What is expected — Every entry should be repeated exactly. Omit the pictures.

Records supplied —
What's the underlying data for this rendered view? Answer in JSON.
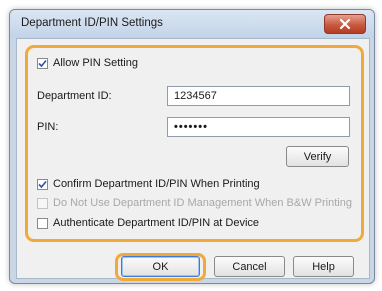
{
  "dialog": {
    "title": "Department ID/PIN Settings",
    "close_icon": "close-icon"
  },
  "settings": {
    "allow_pin": {
      "label": "Allow PIN Setting",
      "checked": true
    },
    "department_id": {
      "label": "Department ID:",
      "value": "1234567"
    },
    "pin": {
      "label": "PIN:",
      "value": "•••••••"
    },
    "verify_label": "Verify",
    "confirm_when_printing": {
      "label": "Confirm Department ID/PIN When Printing",
      "checked": true
    },
    "do_not_use_bw": {
      "label": "Do Not Use Department ID Management When B&W Printing",
      "checked": false,
      "disabled": true
    },
    "authenticate_at_device": {
      "label": "Authenticate Department ID/PIN at Device",
      "checked": false
    }
  },
  "buttons": {
    "ok": "OK",
    "cancel": "Cancel",
    "help": "Help"
  },
  "colors": {
    "highlight": "#f2a93b",
    "close_button": "#c85a40"
  }
}
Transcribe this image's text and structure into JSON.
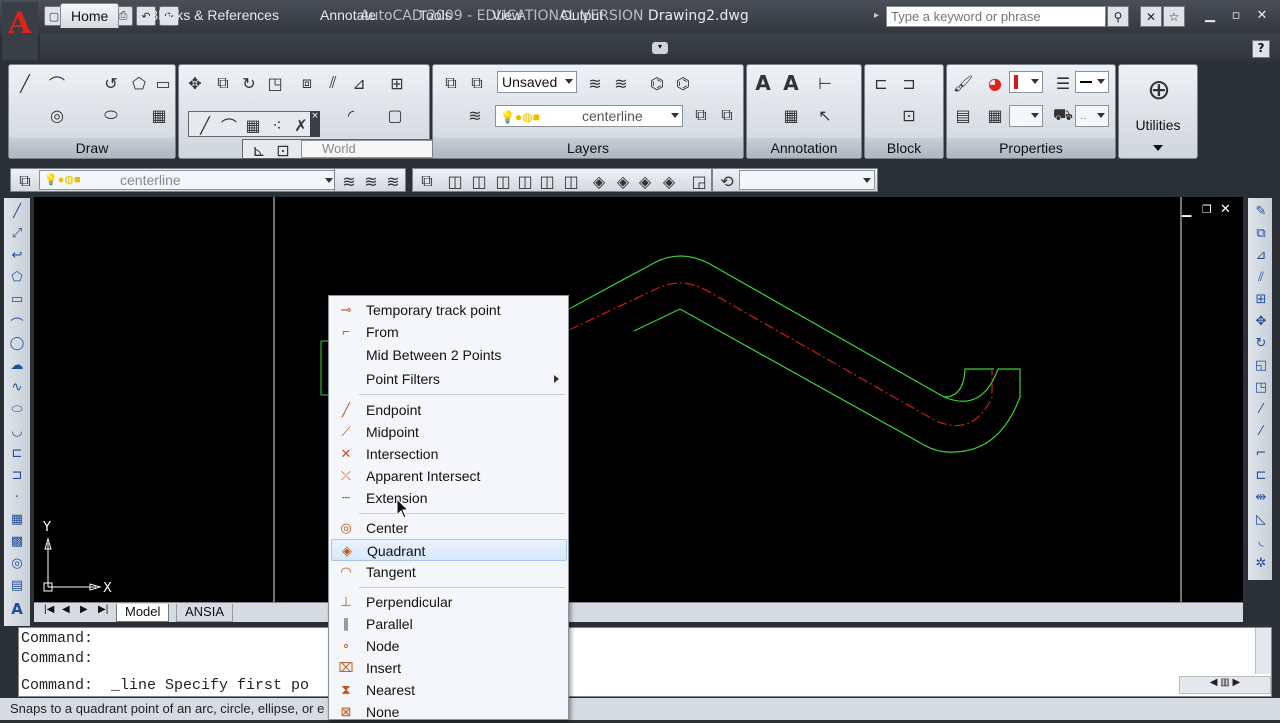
{
  "window": {
    "title_prefix": "AutoCAD 2009 - EDUCATIONAL VERSION ",
    "title_doc": "Drawing2.dwg"
  },
  "search": {
    "placeholder": "Type a keyword or phrase"
  },
  "tabs": [
    {
      "label": "Home"
    },
    {
      "label": "Blocks & References"
    },
    {
      "label": "Annotate"
    },
    {
      "label": "Tools"
    },
    {
      "label": "View"
    },
    {
      "label": "Output"
    }
  ],
  "panels": {
    "draw": "Draw",
    "layers": "Layers",
    "annotation": "Annotation",
    "block": "Block",
    "properties": "Properties",
    "utilities": "Utilities"
  },
  "combos": {
    "layer_state": "Unsaved",
    "layer_current": "centerline",
    "ucs": "World",
    "layer_toolbar": "centerline",
    "props_bylayer": ".."
  },
  "layout_tabs": [
    {
      "label": "Model"
    },
    {
      "label": "ANSIA"
    }
  ],
  "axis": {
    "x": "X",
    "y": "Y"
  },
  "command": {
    "lines": [
      "Command:",
      "Command:",
      "Command:  _line Specify first po"
    ]
  },
  "status": "Snaps to a quadrant point of an arc, circle, ellipse, or e",
  "context_menu": {
    "items": [
      {
        "label": "Temporary track point",
        "icon": "track-icon"
      },
      {
        "label": "From",
        "icon": "from-icon"
      },
      {
        "label": "Mid Between 2 Points",
        "icon": ""
      },
      {
        "label": "Point Filters",
        "icon": "",
        "submenu": true
      },
      {
        "label": "Endpoint",
        "icon": "endpoint-icon"
      },
      {
        "label": "Midpoint",
        "icon": "midpoint-icon"
      },
      {
        "label": "Intersection",
        "icon": "intersection-icon"
      },
      {
        "label": "Apparent Intersect",
        "icon": "apparent-intersect-icon"
      },
      {
        "label": "Extension",
        "icon": "extension-icon"
      },
      {
        "label": "Center",
        "icon": "center-icon"
      },
      {
        "label": "Quadrant",
        "icon": "quadrant-icon",
        "highlighted": true
      },
      {
        "label": "Tangent",
        "icon": "tangent-icon"
      },
      {
        "label": "Perpendicular",
        "icon": "perpendicular-icon"
      },
      {
        "label": "Parallel",
        "icon": "parallel-icon"
      },
      {
        "label": "Node",
        "icon": "node-icon"
      },
      {
        "label": "Insert",
        "icon": "insert-icon"
      },
      {
        "label": "Nearest",
        "icon": "nearest-icon"
      },
      {
        "label": "None",
        "icon": "none-icon"
      }
    ]
  },
  "colors": {
    "accent_red": "#e0231b",
    "drawing_green": "#3ad23a",
    "centerline_red": "#d21a1a",
    "highlight": "#d6e8f8"
  }
}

Correct answer —
What's the underlying data for this rendered view? Answer in JSON.
{
  "dialog": {
    "title": "Department ID/PIN Settings",
    "close_icon": "close-icon"
  },
  "settings": {
    "allow_pin": {
      "label": "Allow PIN Setting",
      "checked": true
    },
    "department_id": {
      "label": "Department ID:",
      "value": "1234567"
    },
    "pin": {
      "label": "PIN:",
      "value": "•••••••"
    },
    "verify_label": "Verify",
    "confirm_when_printing": {
      "label": "Confirm Department ID/PIN When Printing",
      "checked": true
    },
    "do_not_use_bw": {
      "label": "Do Not Use Department ID Management When B&W Printing",
      "checked": false,
      "disabled": true
    },
    "authenticate_at_device": {
      "label": "Authenticate Department ID/PIN at Device",
      "checked": false
    }
  },
  "buttons": {
    "ok": "OK",
    "cancel": "Cancel",
    "help": "Help"
  },
  "colors": {
    "highlight": "#f2a93b",
    "close_button": "#c85a40"
  }
}
Transcribe this image's text and structure into JSON.
{
  "window": {
    "title_prefix": "AutoCAD 2009 - EDUCATIONAL VERSION ",
    "title_doc": "Drawing2.dwg"
  },
  "search": {
    "placeholder": "Type a keyword or phrase"
  },
  "tabs": [
    {
      "label": "Home"
    },
    {
      "label": "Blocks & References"
    },
    {
      "label": "Annotate"
    },
    {
      "label": "Tools"
    },
    {
      "label": "View"
    },
    {
      "label": "Output"
    }
  ],
  "panels": {
    "draw": "Draw",
    "layers": "Layers",
    "annotation": "Annotation",
    "block": "Block",
    "properties": "Properties",
    "utilities": "Utilities"
  },
  "combos": {
    "layer_state": "Unsaved",
    "layer_current": "centerline",
    "ucs": "World",
    "layer_toolbar": "centerline",
    "props_bylayer": ".."
  },
  "layout_tabs": [
    {
      "label": "Model"
    },
    {
      "label": "ANSIA"
    }
  ],
  "axis": {
    "x": "X",
    "y": "Y"
  },
  "command": {
    "lines": [
      "Command:",
      "Command:",
      "Command:  _line Specify first po"
    ]
  },
  "status": "Snaps to a quadrant point of an arc, circle, ellipse, or e",
  "context_menu": {
    "items": [
      {
        "label": "Temporary track point",
        "icon": "track-icon"
      },
      {
        "label": "From",
        "icon": "from-icon"
      },
      {
        "label": "Mid Between 2 Points",
        "icon": ""
      },
      {
        "label": "Point Filters",
        "icon": "",
        "submenu": true
      },
      {
        "label": "Endpoint",
        "icon": "endpoint-icon"
      },
      {
        "label": "Midpoint",
        "icon": "midpoint-icon"
      },
      {
        "label": "Intersection",
        "icon": "intersection-icon"
      },
      {
        "label": "Apparent Intersect",
        "icon": "apparent-intersect-icon"
      },
      {
        "label": "Extension",
        "icon": "extension-icon"
      },
      {
        "label": "Center",
        "icon": "center-icon"
      },
      {
        "label": "Quadrant",
        "icon": "quadrant-icon",
        "highlighted": true
      },
      {
        "label": "Tangent",
        "icon": "tangent-icon"
      },
      {
        "label": "Perpendicular",
        "icon": "perpendicular-icon"
      },
      {
        "label": "Parallel",
        "icon": "parallel-icon"
      },
      {
        "label": "Node",
        "icon": "node-icon"
      },
      {
        "label": "Insert",
        "icon": "insert-icon"
      },
      {
        "label": "Nearest",
        "icon": "nearest-icon"
      },
      {
        "label": "None",
        "icon": "none-icon"
      }
    ]
  },
  "colors": {
    "accent_red": "#e0231b",
    "drawing_green": "#3ad23a",
    "centerline_red": "#d21a1a",
    "highlight": "#d6e8f8"
  }
}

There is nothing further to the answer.